What to do: Find each line with "Pressure" and copy it.

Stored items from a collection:
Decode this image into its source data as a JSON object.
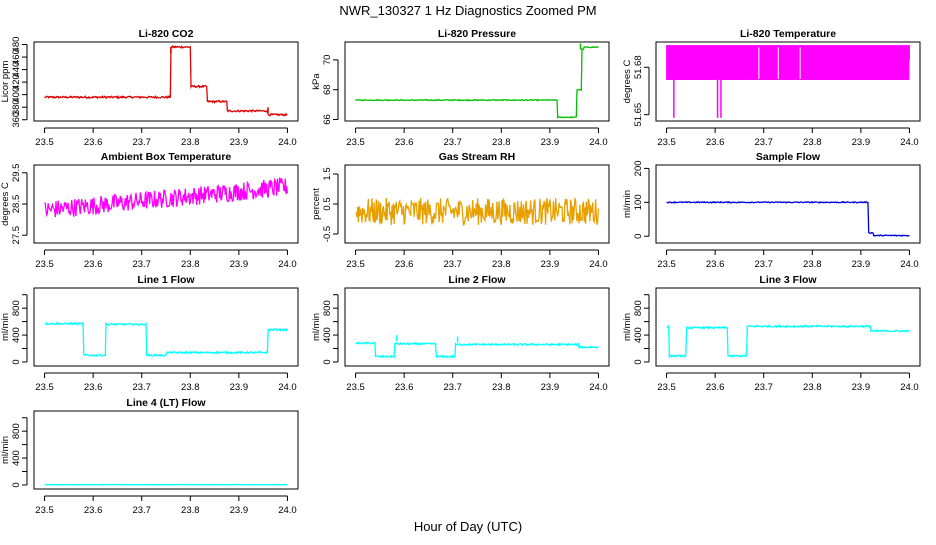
{
  "title": "NWR_130327  1 Hz Diagnostics Zoomed PM",
  "xlabel": "Hour of Day (UTC)",
  "colors": {
    "frame": "#000000",
    "red": "#e00000",
    "green": "#00c000",
    "magenta": "#ff00ff",
    "orange": "#e8a000",
    "blue": "#0000dd",
    "cyan": "#00ffff"
  },
  "chart_data": [
    {
      "type": "line",
      "title": "Li-820 CO2",
      "ylabel": "Licor ppm",
      "xlim": [
        23.5,
        24.0
      ],
      "ylim": [
        358,
        484
      ],
      "xticks": [
        "23.5",
        "23.6",
        "23.7",
        "23.8",
        "23.9",
        "24.0"
      ],
      "yticks": [
        360,
        380,
        400,
        420,
        440,
        460,
        480
      ],
      "color_key": "red",
      "series": [
        {
          "name": "CO2",
          "segments": [
            [
              23.5,
              23.76,
              396
            ],
            [
              23.76,
              23.8,
              476
            ],
            [
              23.8,
              23.835,
              413
            ],
            [
              23.835,
              23.875,
              389
            ],
            [
              23.875,
              23.96,
              374
            ],
            [
              23.96,
              24.0,
              368
            ]
          ],
          "noise": 1.5,
          "spikes": [
            [
              23.76,
              476
            ],
            [
              23.96,
              380
            ]
          ]
        }
      ]
    },
    {
      "type": "line",
      "title": "Li-820 Pressure",
      "ylabel": "kPa",
      "xlim": [
        23.5,
        24.0
      ],
      "ylim": [
        65.9,
        71.2
      ],
      "xticks": [
        "23.5",
        "23.6",
        "23.7",
        "23.8",
        "23.9",
        "24.0"
      ],
      "yticks": [
        66,
        68,
        70
      ],
      "color_key": "green",
      "series": [
        {
          "name": "Pressure",
          "segments": [
            [
              23.5,
              23.915,
              67.3
            ],
            [
              23.915,
              23.955,
              66.15
            ],
            [
              23.955,
              23.965,
              68.0
            ],
            [
              23.965,
              23.97,
              70.7
            ],
            [
              23.97,
              24.0,
              70.85
            ]
          ],
          "noise": 0.03,
          "spikes": [
            [
              23.963,
              71.1
            ]
          ]
        }
      ]
    },
    {
      "type": "line",
      "title": "Li-820 Temperature",
      "ylabel": "degrees C",
      "xlim": [
        23.5,
        24.0
      ],
      "ylim": [
        51.646,
        51.696
      ],
      "xticks": [
        "23.5",
        "23.6",
        "23.7",
        "23.8",
        "23.9",
        "24.0"
      ],
      "yticks": [
        51.65,
        51.68
      ],
      "ytick_labels": [
        "51.65",
        "51.68"
      ],
      "color_key": "magenta",
      "series": [
        {
          "name": "Temperature",
          "band": [
            51.672,
            51.694
          ],
          "noise": 0,
          "dips": [
            [
              23.515,
              51.648
            ],
            [
              23.605,
              51.648
            ],
            [
              23.612,
              51.648
            ]
          ]
        }
      ]
    },
    {
      "type": "line",
      "title": "Ambient Box Temperature",
      "ylabel": "degrees C",
      "xlim": [
        23.5,
        24.0
      ],
      "ylim": [
        27.25,
        29.75
      ],
      "xticks": [
        "23.5",
        "23.6",
        "23.7",
        "23.8",
        "23.9",
        "24.0"
      ],
      "yticks": [
        27.5,
        28.5,
        29.5
      ],
      "color_key": "magenta",
      "series": [
        {
          "name": "Box Temperature",
          "trend": [
            [
              23.5,
              28.3
            ],
            [
              24.0,
              29.05
            ]
          ],
          "noise": 0.3
        }
      ]
    },
    {
      "type": "line",
      "title": "Gas Stream RH",
      "ylabel": "percent",
      "xlim": [
        23.5,
        24.0
      ],
      "ylim": [
        -0.8,
        1.8
      ],
      "xticks": [
        "23.5",
        "23.6",
        "23.7",
        "23.8",
        "23.9",
        "24.0"
      ],
      "yticks": [
        -0.5,
        0.5,
        1.5
      ],
      "color_key": "orange",
      "series": [
        {
          "name": "RH",
          "trend": [
            [
              23.5,
              0.25
            ],
            [
              24.0,
              0.25
            ]
          ],
          "noise": 0.45
        }
      ]
    },
    {
      "type": "line",
      "title": "Sample Flow",
      "ylabel": "ml/min",
      "xlim": [
        23.5,
        24.0
      ],
      "ylim": [
        -20,
        210
      ],
      "xticks": [
        "23.5",
        "23.6",
        "23.7",
        "23.8",
        "23.9",
        "24.0"
      ],
      "yticks": [
        0,
        100,
        200
      ],
      "color_key": "blue",
      "series": [
        {
          "name": "Sample Flow",
          "segments": [
            [
              23.5,
              23.915,
              100
            ],
            [
              23.915,
              23.925,
              10
            ],
            [
              23.925,
              24.0,
              2
            ]
          ],
          "noise": 1.5
        }
      ]
    },
    {
      "type": "line",
      "title": "Line 1 Flow",
      "ylabel": "ml/min",
      "xlim": [
        23.5,
        24.0
      ],
      "ylim": [
        -60,
        1100
      ],
      "xticks": [
        "23.5",
        "23.6",
        "23.7",
        "23.8",
        "23.9",
        "24.0"
      ],
      "yticks": [
        0,
        200,
        400,
        600,
        800,
        1000
      ],
      "ytick_labels": [
        "0",
        "400",
        "800"
      ],
      "color_key": "cyan",
      "series": [
        {
          "name": "Line 1",
          "segments": [
            [
              23.5,
              23.58,
              570
            ],
            [
              23.58,
              23.625,
              100
            ],
            [
              23.625,
              23.71,
              560
            ],
            [
              23.71,
              23.75,
              100
            ],
            [
              23.75,
              23.96,
              140
            ],
            [
              23.96,
              24.0,
              480
            ]
          ],
          "noise": 12
        }
      ]
    },
    {
      "type": "line",
      "title": "Line 2 Flow",
      "ylabel": "ml/min",
      "xlim": [
        23.5,
        24.0
      ],
      "ylim": [
        -60,
        1100
      ],
      "xticks": [
        "23.5",
        "23.6",
        "23.7",
        "23.8",
        "23.9",
        "24.0"
      ],
      "yticks": [
        0,
        200,
        400,
        600,
        800,
        1000
      ],
      "ytick_labels": [
        "0",
        "400",
        "800"
      ],
      "color_key": "cyan",
      "series": [
        {
          "name": "Line 2",
          "segments": [
            [
              23.5,
              23.54,
              280
            ],
            [
              23.54,
              23.58,
              80
            ],
            [
              23.58,
              23.665,
              270
            ],
            [
              23.665,
              23.705,
              80
            ],
            [
              23.705,
              23.96,
              260
            ],
            [
              23.96,
              24.0,
              220
            ]
          ],
          "noise": 12,
          "spikes": [
            [
              23.585,
              400
            ],
            [
              23.71,
              380
            ]
          ]
        }
      ]
    },
    {
      "type": "line",
      "title": "Line 3 Flow",
      "ylabel": "ml/min",
      "xlim": [
        23.5,
        24.0
      ],
      "ylim": [
        -60,
        1100
      ],
      "xticks": [
        "23.5",
        "23.6",
        "23.7",
        "23.8",
        "23.9",
        "24.0"
      ],
      "yticks": [
        0,
        200,
        400,
        600,
        800,
        1000
      ],
      "ytick_labels": [
        "0",
        "400",
        "800"
      ],
      "color_key": "cyan",
      "series": [
        {
          "name": "Line 3",
          "segments": [
            [
              23.5,
              23.505,
              520
            ],
            [
              23.505,
              23.54,
              90
            ],
            [
              23.54,
              23.625,
              510
            ],
            [
              23.625,
              23.665,
              90
            ],
            [
              23.665,
              23.92,
              530
            ],
            [
              23.92,
              24.0,
              460
            ]
          ],
          "noise": 12
        }
      ]
    },
    {
      "type": "line",
      "title": "Line 4 (LT) Flow",
      "ylabel": "ml/min",
      "xlim": [
        23.5,
        24.0
      ],
      "ylim": [
        -60,
        1100
      ],
      "xticks": [
        "23.5",
        "23.6",
        "23.7",
        "23.8",
        "23.9",
        "24.0"
      ],
      "yticks": [
        0,
        200,
        400,
        600,
        800,
        1000
      ],
      "ytick_labels": [
        "0",
        "400",
        "800"
      ],
      "color_key": "cyan",
      "series": [
        {
          "name": "Line 4",
          "segments": [
            [
              23.5,
              24.0,
              5
            ]
          ],
          "noise": 3
        }
      ]
    }
  ]
}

Result:
      "title": "Li-820 Pressure",
          "name": "Pressure",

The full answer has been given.